Collected data
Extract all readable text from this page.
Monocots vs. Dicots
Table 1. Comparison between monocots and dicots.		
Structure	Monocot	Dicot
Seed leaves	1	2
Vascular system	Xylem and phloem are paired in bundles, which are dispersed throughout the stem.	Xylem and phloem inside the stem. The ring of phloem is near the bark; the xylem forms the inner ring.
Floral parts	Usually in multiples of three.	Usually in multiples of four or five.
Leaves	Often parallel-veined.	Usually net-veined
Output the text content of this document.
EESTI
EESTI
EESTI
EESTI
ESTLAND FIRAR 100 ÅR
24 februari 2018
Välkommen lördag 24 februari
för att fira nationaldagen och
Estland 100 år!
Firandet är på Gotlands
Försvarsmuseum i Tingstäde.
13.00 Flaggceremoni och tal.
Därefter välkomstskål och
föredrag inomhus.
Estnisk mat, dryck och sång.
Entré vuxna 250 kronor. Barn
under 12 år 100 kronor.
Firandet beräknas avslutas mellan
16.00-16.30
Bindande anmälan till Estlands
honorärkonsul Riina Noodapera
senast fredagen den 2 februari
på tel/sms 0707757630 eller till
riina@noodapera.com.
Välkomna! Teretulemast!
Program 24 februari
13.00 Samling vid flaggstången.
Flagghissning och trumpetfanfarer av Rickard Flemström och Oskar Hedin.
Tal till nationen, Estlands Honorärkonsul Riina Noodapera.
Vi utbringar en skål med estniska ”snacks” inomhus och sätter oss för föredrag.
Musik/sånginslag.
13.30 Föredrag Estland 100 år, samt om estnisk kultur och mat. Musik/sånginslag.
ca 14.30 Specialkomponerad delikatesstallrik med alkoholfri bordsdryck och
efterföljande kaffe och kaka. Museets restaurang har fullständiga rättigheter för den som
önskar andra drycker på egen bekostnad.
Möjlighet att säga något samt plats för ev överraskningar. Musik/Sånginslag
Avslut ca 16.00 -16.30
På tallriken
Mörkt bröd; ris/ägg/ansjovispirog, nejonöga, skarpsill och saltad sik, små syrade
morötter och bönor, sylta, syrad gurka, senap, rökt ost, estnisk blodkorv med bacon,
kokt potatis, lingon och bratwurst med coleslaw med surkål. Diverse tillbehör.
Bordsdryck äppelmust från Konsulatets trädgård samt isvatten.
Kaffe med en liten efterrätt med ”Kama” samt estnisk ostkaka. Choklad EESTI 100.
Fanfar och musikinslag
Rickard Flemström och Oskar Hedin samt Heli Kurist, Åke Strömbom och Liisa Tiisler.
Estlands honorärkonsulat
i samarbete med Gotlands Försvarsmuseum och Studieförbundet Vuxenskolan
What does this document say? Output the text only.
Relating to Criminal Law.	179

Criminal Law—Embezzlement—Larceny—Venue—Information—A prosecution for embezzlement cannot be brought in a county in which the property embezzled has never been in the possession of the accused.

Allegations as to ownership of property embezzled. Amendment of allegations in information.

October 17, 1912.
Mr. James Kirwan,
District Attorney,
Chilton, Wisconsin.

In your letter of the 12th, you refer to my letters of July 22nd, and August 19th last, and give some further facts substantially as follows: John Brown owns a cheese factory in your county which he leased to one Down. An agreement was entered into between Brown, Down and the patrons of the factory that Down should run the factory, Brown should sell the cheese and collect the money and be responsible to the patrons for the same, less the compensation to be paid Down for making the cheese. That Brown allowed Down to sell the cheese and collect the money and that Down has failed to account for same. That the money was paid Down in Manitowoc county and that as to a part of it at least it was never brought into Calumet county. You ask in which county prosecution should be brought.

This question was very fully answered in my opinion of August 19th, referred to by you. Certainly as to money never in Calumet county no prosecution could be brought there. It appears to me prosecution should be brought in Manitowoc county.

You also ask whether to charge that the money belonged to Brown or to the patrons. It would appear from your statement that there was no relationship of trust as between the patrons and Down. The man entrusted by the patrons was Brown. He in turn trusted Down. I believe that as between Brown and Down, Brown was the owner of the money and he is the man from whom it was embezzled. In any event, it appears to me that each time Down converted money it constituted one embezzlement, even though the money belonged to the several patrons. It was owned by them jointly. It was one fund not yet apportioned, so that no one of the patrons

What you will do
Extract all of the material exactly as it is written.

Solution to the problem
Extract all readable text from this page.
Monocots vs. Dicots
Table 1. Comparison between monocots and dicots.		
Structure	Monocot	Dicot
Seed leaves	1	2
Vascular system	Xylem and phloem are paired in bundles, which are dispersed throughout the stem.	Xylem and phloem inside the stem. The ring of phloem is near the bark; the xylem forms the inner ring.
Floral parts	Usually in multiples of three.	Usually in multiples of four or five.
Leaves	Often parallel-veined.	Usually net-veined
Output the text content of this document.
EESTI
EESTI
EESTI
EESTI
ESTLAND FIRAR 100 ÅR
24 februari 2018
Välkommen lördag 24 februari
för att fira nationaldagen och
Estland 100 år!
Firandet är på Gotlands
Försvarsmuseum i Tingstäde.
13.00 Flaggceremoni och tal.
Därefter välkomstskål och
föredrag inomhus.
Estnisk mat, dryck och sång.
Entré vuxna 250 kronor. Barn
under 12 år 100 kronor.
Firandet beräknas avslutas mellan
16.00-16.30
Bindande anmälan till Estlands
honorärkonsul Riina Noodapera
senast fredagen den 2 februari
på tel/sms 0707757630 eller till
riina@noodapera.com.
Välkomna! Teretulemast!
Program 24 februari
13.00 Samling vid flaggstången.
Flagghissning och trumpetfanfarer av Rickard Flemström och Oskar Hedin.
Tal till nationen, Estlands Honorärkonsul Riina Noodapera.
Vi utbringar en skål med estniska ”snacks” inomhus och sätter oss för föredrag.
Musik/sånginslag.
13.30 Föredrag Estland 100 år, samt om estnisk kultur och mat. Musik/sånginslag.
ca 14.30 Specialkomponerad delikatesstallrik med alkoholfri bordsdryck och
efterföljande kaffe och kaka. Museets restaurang har fullständiga rättigheter för den som
önskar andra drycker på egen bekostnad.
Möjlighet att säga något samt plats för ev överraskningar. Musik/Sånginslag
Avslut ca 16.00 -16.30
På tallriken
Mörkt bröd; ris/ägg/ansjovispirog, nejonöga, skarpsill och saltad sik, små syrade
morötter och bönor, sylta, syrad gurka, senap, rökt ost, estnisk blodkorv med bacon,
kokt potatis, lingon och bratwurst med coleslaw med surkål. Diverse tillbehör.
Bordsdryck äppelmust från Konsulatets trädgård samt isvatten.
Kaffe med en liten efterrätt med ”Kama” samt estnisk ostkaka. Choklad EESTI 100.
Fanfar och musikinslag
Rickard Flemström och Oskar Hedin samt Heli Kurist, Åke Strömbom och Liisa Tiisler.
Estlands honorärkonsulat
i samarbete med Gotlands Försvarsmuseum och Studieförbundet Vuxenskolan
What does this document say? Output the text only.
Relating to Criminal Law.	179

Criminal Law—Embezzlement—Larceny—Venue—Information—A prosecution for embezzlement cannot be brought in a county in which the property embezzled has never been in the possession of the accused.

Allegations as to ownership of property embezzled. Amendment of allegations in information.

October 17, 1912.
Mr. James Kirwan,
District Attorney,
Chilton, Wisconsin.

In your letter of the 12th, you refer to my letters of July 22nd, and August 19th last, and give some further facts substantially as follows: John Brown owns a cheese factory in your county which he leased to one Down. An agreement was entered into between Brown, Down and the patrons of the factory that Down should run the factory, Brown should sell the cheese and collect the money and be responsible to the patrons for the same, less the compensation to be paid Down for making the cheese. That Brown allowed Down to sell the cheese and collect the money and that Down has failed to account for same. That the money was paid Down in Manitowoc county and that as to a part of it at least it was never brought into Calumet county. You ask in which county prosecution should be brought.

This question was very fully answered in my opinion of August 19th, referred to by you. Certainly as to money never in Calumet county no prosecution could be brought there. It appears to me prosecution should be brought in Manitowoc county.

You also ask whether to charge that the money belonged to Brown or to the patrons. It would appear from your statement that there was no relationship of trust as between the patrons and Down. The man entrusted by the patrons was Brown. He in turn trusted Down. I believe that as between Brown and Down, Brown was the owner of the money and he is the man from whom it was embezzled. In any event, it appears to me that each time Down converted money it constituted one embezzlement, even though the money belonged to the several patrons. It was owned by them jointly. It was one fund not yet apportioned, so that no one of the patrons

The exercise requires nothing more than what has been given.